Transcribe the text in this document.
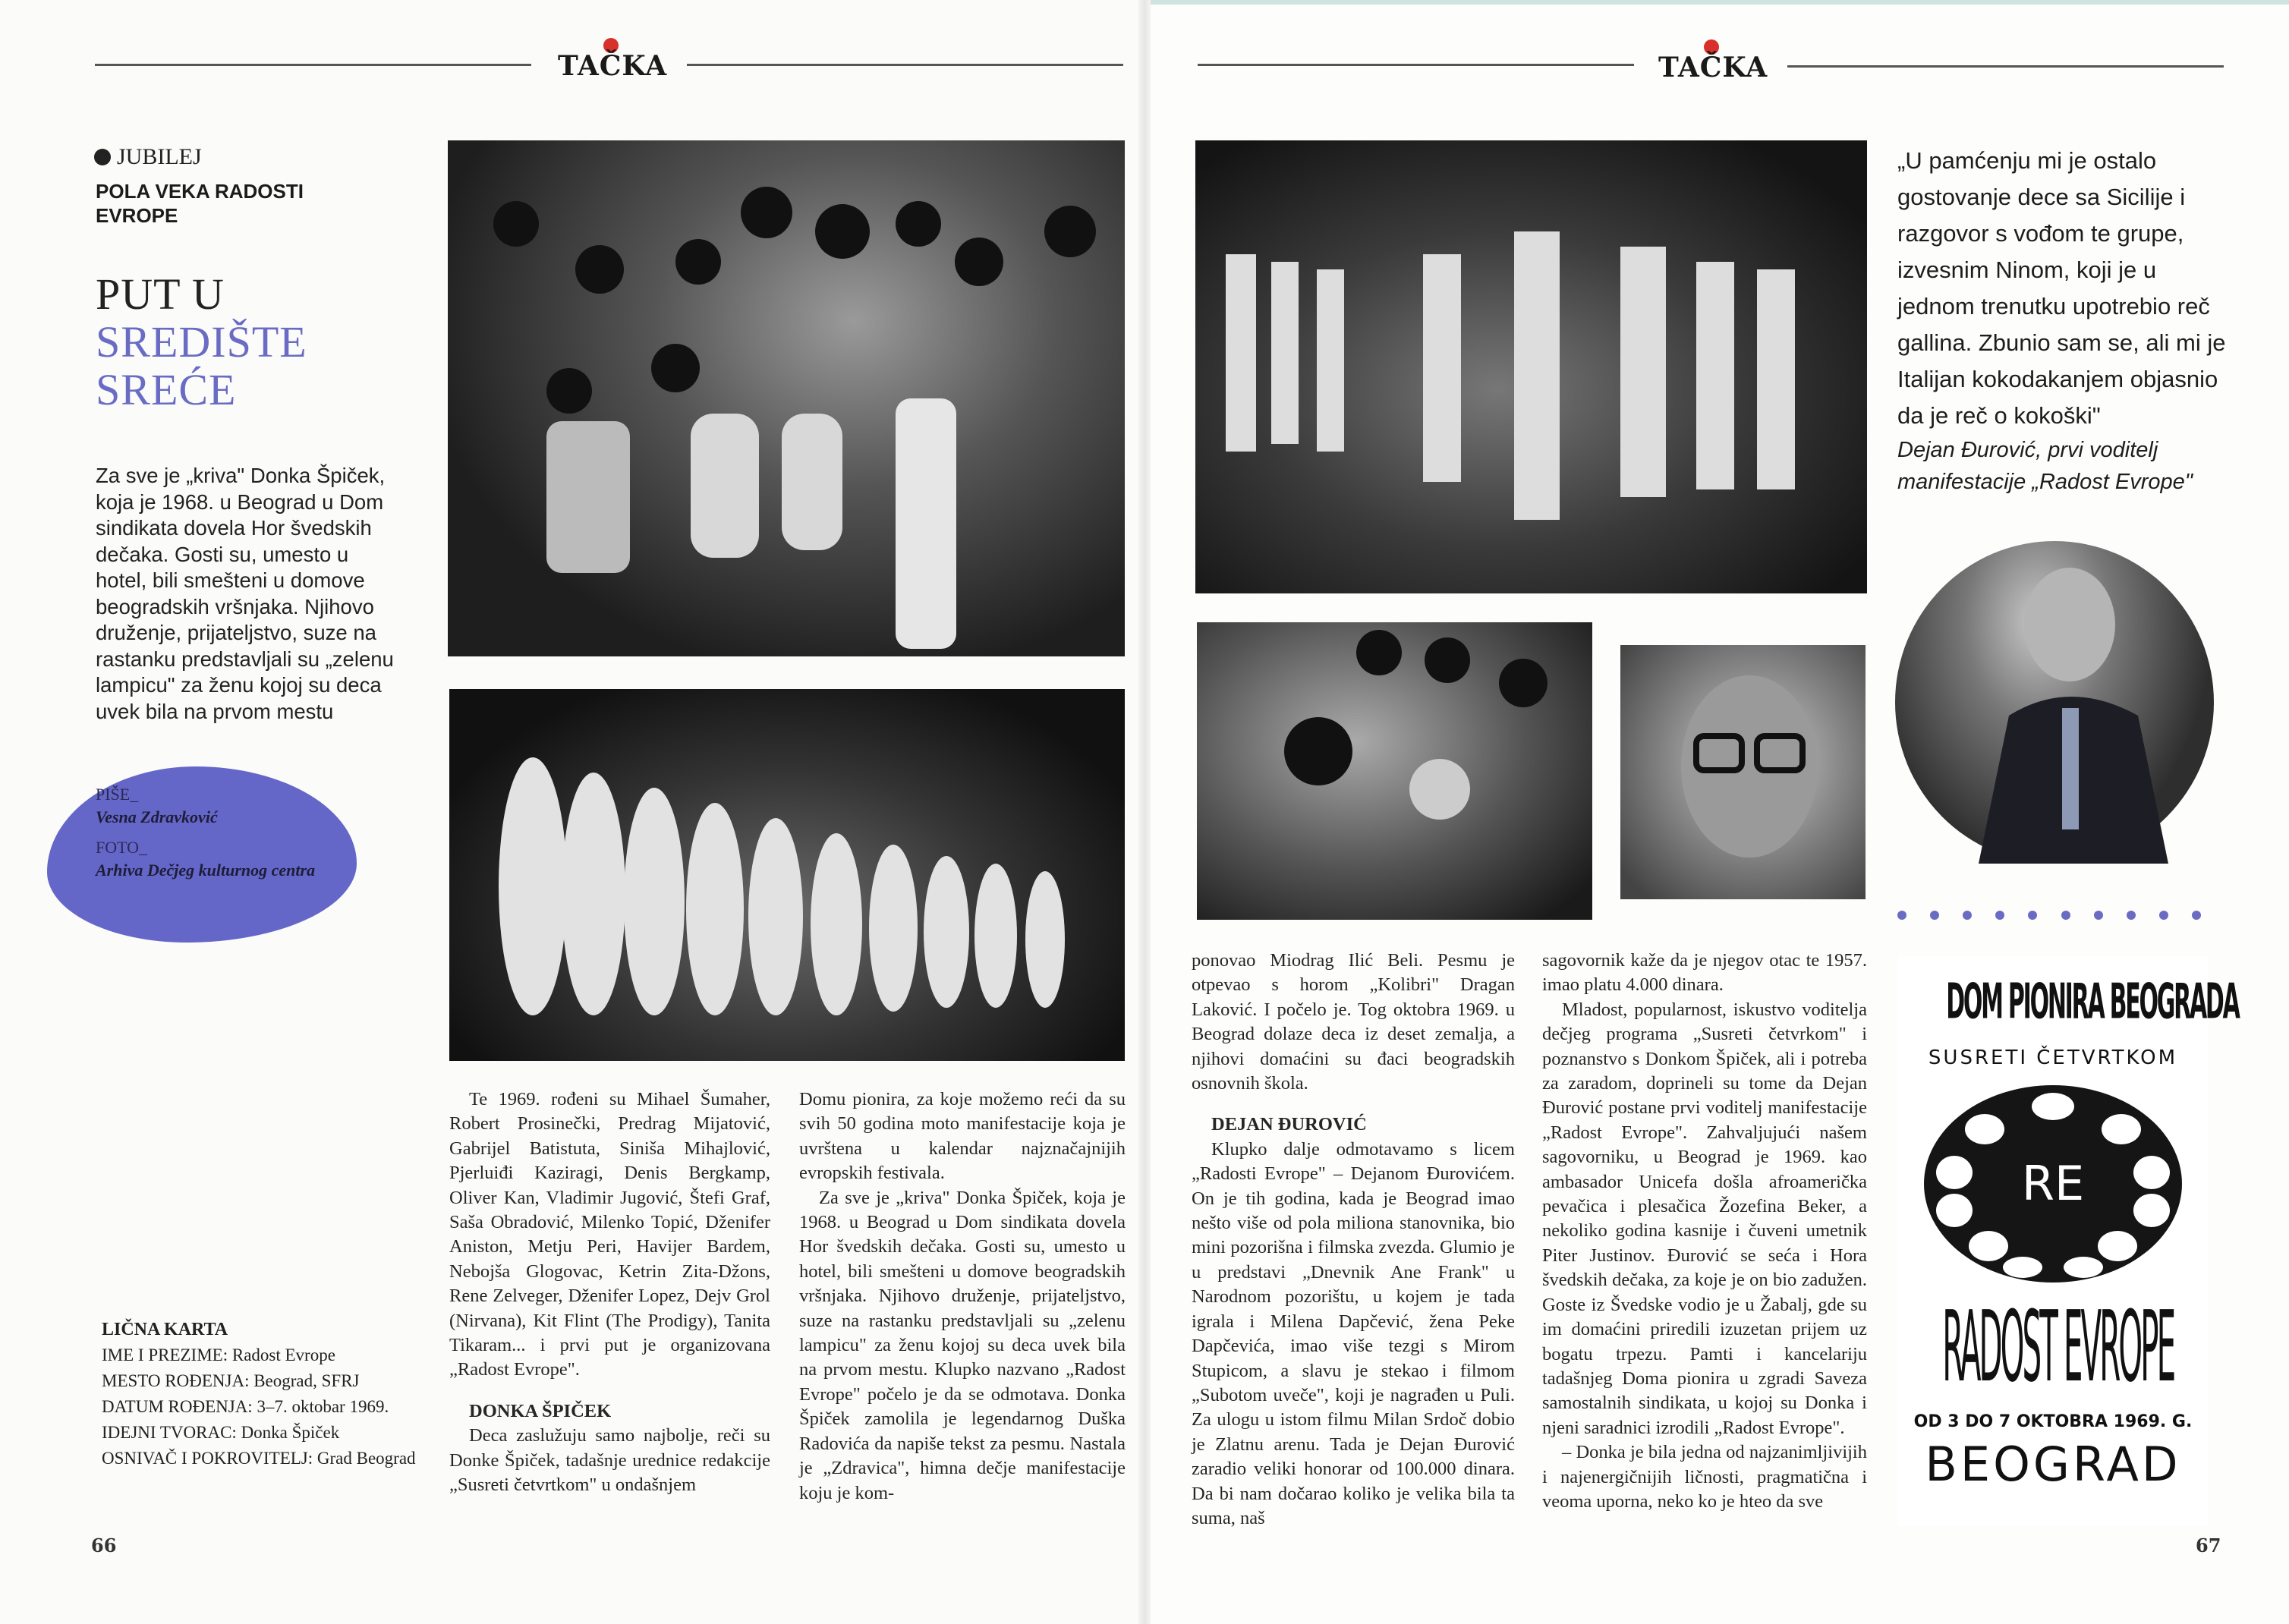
TAČKA	TAČKA
JUBILEJ
POLA VEKA RADOSTI EVROPE
PUT U
SREDIŠTE
SREĆE
Za sve je „kriva" Donka Špiček, koja je 1968. u Beograd u Dom sindikata dovela Hor švedskih dečaka. Gosti su, umesto u hotel, bili smešteni u domove beogradskih vršnjaka. Njihovo druženje, prijateljstvo, suze na rastanku predstavljali su „zelenu lampicu" za ženu kojoj su deca uvek bila na prvom mestu
PIŠE_
Vesna Zdravković
FOTO_
Arhiva Dečjeg kulturnog centra
LIČNA KARTA
IME I PREZIME: Radost Evrope
MESTO ROĐENJA: Beograd, SFRJ
DATUM ROĐENJA: 3–7. oktobar 1969.
IDEJNI TVORAC: Donka Špiček
OSNIVAČ I POKROVITELJ: Grad Beograd
66

Te 1969. rođeni su Mihael Šumaher, Robert Prosinečki, Predrag Mijatović, Gabrijel Batistuta, Siniša Mihajlović, Pjerluiđi Kaziragi, Denis Bergkamp, Oliver Kan, Vladimir Jugović, Štefi Graf, Saša Obradović, Milenko Topić, Dženifer Aniston, Metju Peri, Havijer Bardem, Nebojša Glogovac, Ketrin Zita-Džons, Rene Zelveger, Dženifer Lopez, Dejv Grol (Nirvana), Kit Flint (The Prodigy), Tanita Tikaram... i prvi put je organizovana „Radost Evrope".

DONKA ŠPIČEK

Deca zaslužuju samo najbolje, reči su Donke Špiček, tadašnje urednice redakcije „Susreti četvrtkom" u ondašnjem

Domu pionira, za koje možemo reći da su svih 50 godina moto manifestacije koja je uvrštena u kalendar najznačajnijih evropskih festivala.

Za sve je „kriva" Donka Špiček, koja je 1968. u Beograd u Dom sindikata dovela Hor švedskih dečaka. Gosti su, umesto u hotel, bili smešteni u domove beogradskih vršnjaka. Njihovo druženje, prijateljstvo, suze na rastanku predstavljali su „zelenu lampicu" za ženu kojoj su deca uvek bila na prvom mestu. Klupko nazvano „Radost Evrope" počelo je da se odmotava. Donka Špiček zamolila je legendarnog Duška Radovića da napiše tekst za pesmu. Nastala je „Zdravica", himna dečje manifestacije koju je kom-

„U pamćenju mi je ostalo gostovanje dece sa Sicilije i razgovor s vođom te grupe, izvesnim Ninom, koji je u jednom trenutku upotrebio reč gallina. Zbunio sam se, ali mi je Italijan kokodakanjem objasnio da je reč o kokoški"
Dejan Đurović, prvi voditelj manifestacije „Radost Evrope"
DOM PIONIRA BEOGRADA
SUSRETI ČETVRTKOM
RE
RADOST EVROPE
OD 3 DO 7 OKTOBRA 1969. G.
BEOGRAD

ponovao Miodrag Ilić Beli. Pesmu je otpevao s horom „Kolibri" Dragan Laković. I počelo je. Tog oktobra 1969. u Beograd dolaze deca iz deset zemalja, a njihovi domaćini su đaci beogradskih osnovnih škola.

DEJAN ĐUROVIĆ

Klupko dalje odmotavamo s licem „Radosti Evrope" – Dejanom Đurovićem. On je tih godina, kada je Beograd imao nešto više od pola miliona stanovnika, bio mini pozorišna i filmska zvezda. Glumio je u predstavi „Dnevnik Ane Frank" u Narodnom pozorištu, u kojem je tada igrala i Milena Dapčević, žena Peke Dapčevića, imao više tezgi s Mirom Stupicom, a slavu je stekao i filmom „Subotom uveče", koji je nagrađen u Puli. Za ulogu u istom filmu Milan Srdoč dobio je Zlatnu arenu. Tada je Dejan Đurović zaradio veliki honorar od 100.000 dinara. Da bi nam dočarao koliko je velika bila ta suma, naš

sagovornik kaže da je njegov otac te 1957. imao platu 4.000 dinara.

Mladost, popularnost, iskustvo voditelja dečjeg programa „Susreti četvrkom" i poznanstvo s Donkom Špiček, ali i potreba za zaradom, doprineli su tome da Dejan Đurović postane prvi voditelj manifestacije „Radost Evrope". Zahvaljujući našem sagovorniku, u Beograd je 1969. kao ambasador Unicefa došla afroamerička pevačica i plesačica Žozefina Beker, a nekoliko godina kasnije i čuveni umetnik Piter Justinov. Đurović se seća i Hora švedskih dečaka, za koje je on bio zadužen. Goste iz Švedske vodio je u Žabalj, gde su im domaćini priredili izuzetan prijem uz bogatu trpezu. Pamti i kancelariju tadašnjeg Doma pionira u zgradi Saveza samostalnih sindikata, u kojoj su Donka i njeni saradnici izrodili „Radost Evrope".

– Donka je bila jedna od najzanimljivijih i najenergičnijih ličnosti, pragmatična i veoma uporna, neko ko je hteo da sve

67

──────────────────────────────

Pull every line containing "ROĐENJA" from the data.

MESTO ROĐENJA: Beograd, SFRJ
DATUM ROĐENJA: 3–7. oktobar 1969.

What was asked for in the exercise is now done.